Stored entries:
════════════════

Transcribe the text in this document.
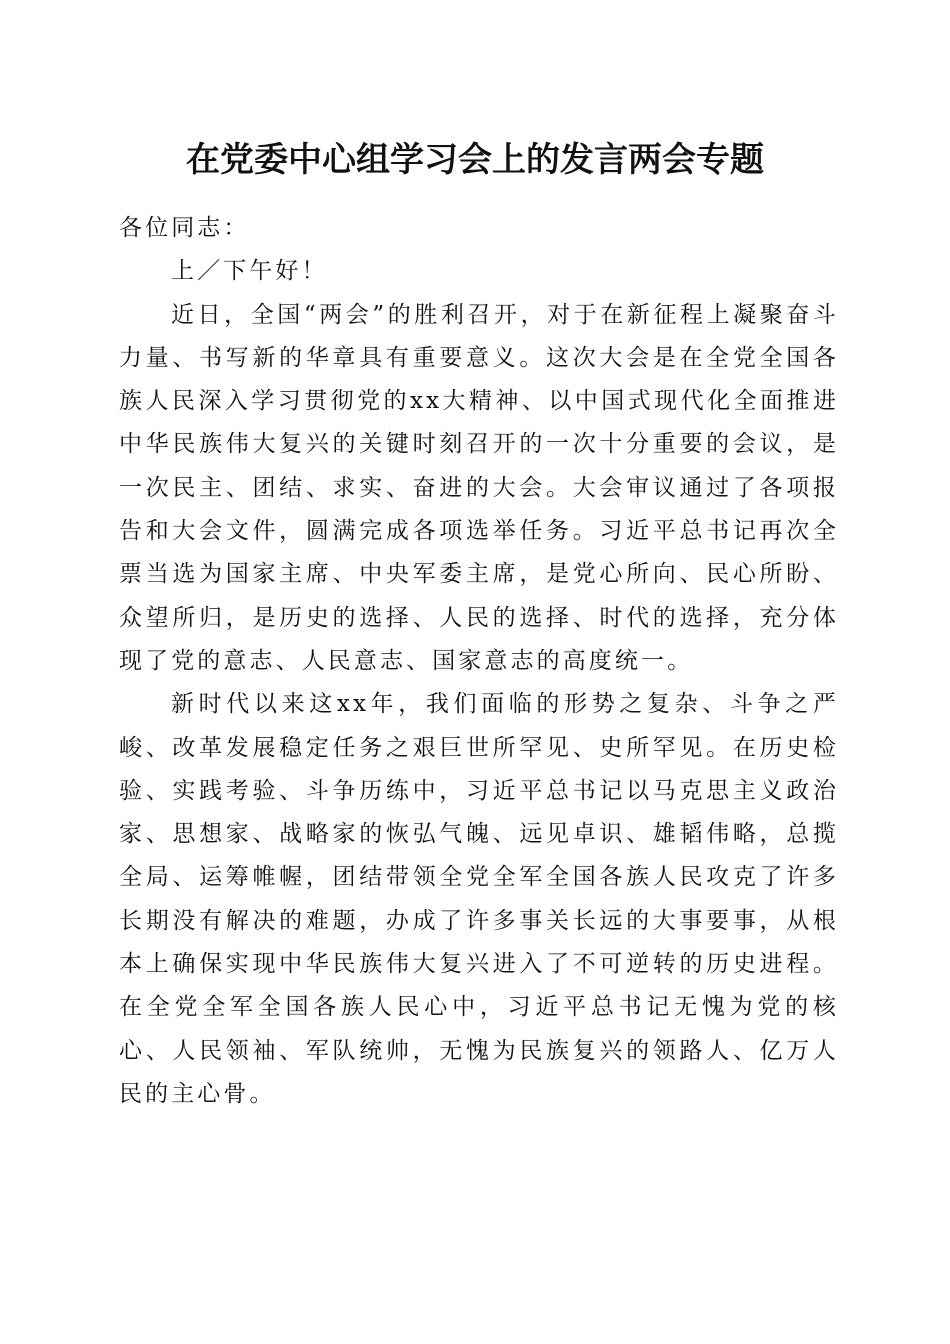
在党委中心组学习会上的发言两会专题

各位同志：

上／下午好！

近日，全国“两会”的胜利召开，对于在新征程上凝聚奋斗力量、书写新的华章具有重要意义。这次大会是在全党全国各族人民深入学习贯彻党的xx大精神、以中国式现代化全面推进中华民族伟大复兴的关键时刻召开的一次十分重要的会议，是一次民主、团结、求实、奋进的大会。大会审议通过了各项报告和大会文件，圆满完成各项选举任务。习近平总书记再次全票当选为国家主席、中央军委主席，是党心所向、民心所盼、众望所归，是历史的选择、人民的选择、时代的选择，充分体现了党的意志、人民意志、国家意志的高度统一。

新时代以来这xx年，我们面临的形势之复杂、斗争之严峻、改革发展稳定任务之艰巨世所罕见、史所罕见。在历史检验、实践考验、斗争历练中，习近平总书记以马克思主义政治家、思想家、战略家的恢弘气魄、远见卓识、雄韬伟略，总揽全局、运筹帷幄，团结带领全党全军全国各族人民攻克了许多长期没有解决的难题，办成了许多事关长远的大事要事，从根本上确保实现中华民族伟大复兴进入了不可逆转的历史进程。在全党全军全国各族人民心中，习近平总书记无愧为党的核心、人民领袖、军队统帅，无愧为民族复兴的领路人、亿万人民的主心骨。
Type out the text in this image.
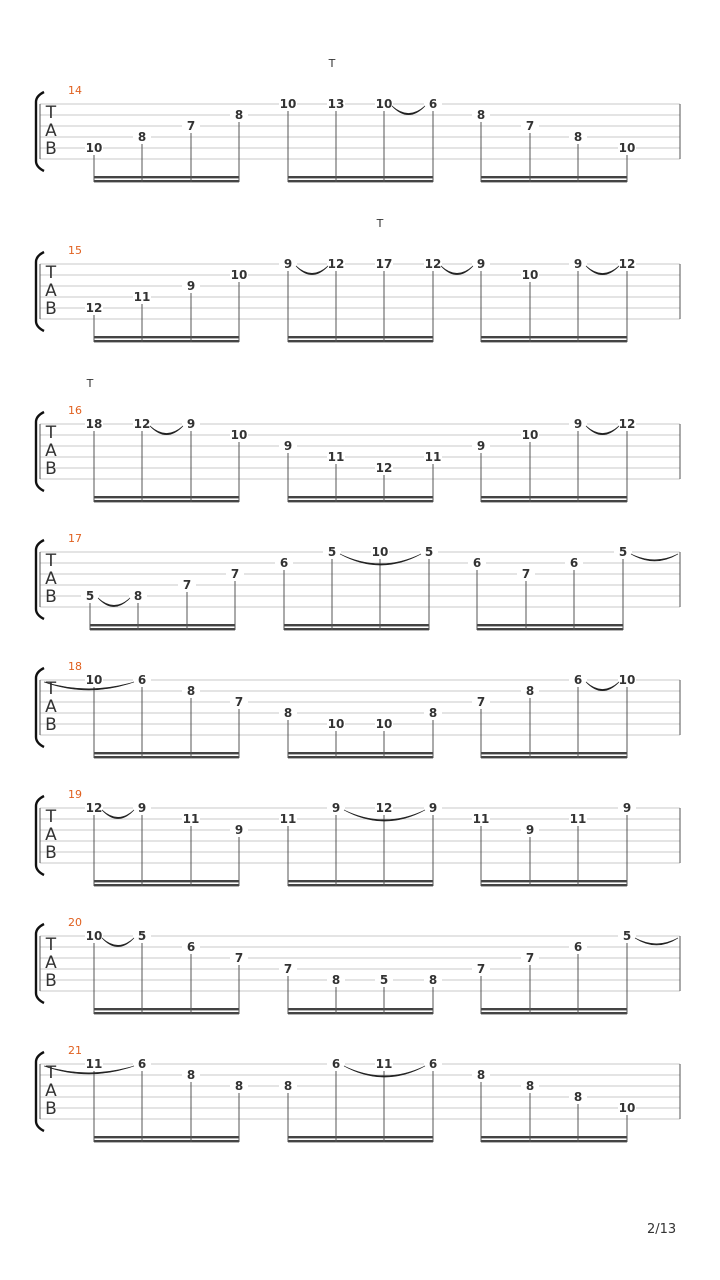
T
A
B
14
10
8
7
8
10	13	10	6
8
7
8
10
T
T
A
B
15
12
11
9
10
9	12	17	12	9
10
9	12
T
T
A
B
16
18	12	9
10
9
11
12
11
9
10
9	12
T
T
A
B
17
5	8
7
7
6
5	10	5
6
7
6
5
T
A
B
18
10	6
8
7
8
10	10
8
7
8
6	10
T
A
B
19
12	9
11
9
11
9	12	9
11
9
11
9
T
A
B
20
10	5
6
7
7
8	5	8
7
7
6
5
T
A
B
21
11	6
8
8	8
6	11	6
8
8
8
10
2/13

════════════════

> [Aim of the task]
Restate the entire listing word for word, excluding pictures.

> [Complete answer]
Transcribe the text in this document.
在党委中心组学习会上的发言两会专题

各位同志：

上／下午好！

近日，全国“两会”的胜利召开，对于在新征程上凝聚奋斗力量、书写新的华章具有重要意义。这次大会是在全党全国各族人民深入学习贯彻党的xx大精神、以中国式现代化全面推进中华民族伟大复兴的关键时刻召开的一次十分重要的会议，是一次民主、团结、求实、奋进的大会。大会审议通过了各项报告和大会文件，圆满完成各项选举任务。习近平总书记再次全票当选为国家主席、中央军委主席，是党心所向、民心所盼、众望所归，是历史的选择、人民的选择、时代的选择，充分体现了党的意志、人民意志、国家意志的高度统一。

新时代以来这xx年，我们面临的形势之复杂、斗争之严峻、改革发展稳定任务之艰巨世所罕见、史所罕见。在历史检验、实践考验、斗争历练中，习近平总书记以马克思主义政治家、思想家、战略家的恢弘气魄、远见卓识、雄韬伟略，总揽全局、运筹帷幄，团结带领全党全军全国各族人民攻克了许多长期没有解决的难题，办成了许多事关长远的大事要事，从根本上确保实现中华民族伟大复兴进入了不可逆转的历史进程。在全党全军全国各族人民心中，习近平总书记无愧为党的核心、人民领袖、军队统帅，无愧为民族复兴的领路人、亿万人民的主心骨。
Type out the text in this image.
T
A
B
14
10
8
7
8
10	13	10	6
8
7
8
10
T
T
A
B
15
12
11
9
10
9	12	17	12	9
10
9	12
T
T
A
B
16
18	12	9
10
9
11
12
11
9
10
9	12
T
T
A
B
17
5	8
7
7
6
5	10	5
6
7
6
5
T
A
B
18
10	6
8
7
8
10	10
8
7
8
6	10
T
A
B
19
12	9
11
9
11
9	12	9
11
9
11
9
T
A
B
20
10	5
6
7
7
8	5	8
7
7
6
5
T
A
B
21
11	6
8
8	8
6	11	6
8
8
8
10
2/13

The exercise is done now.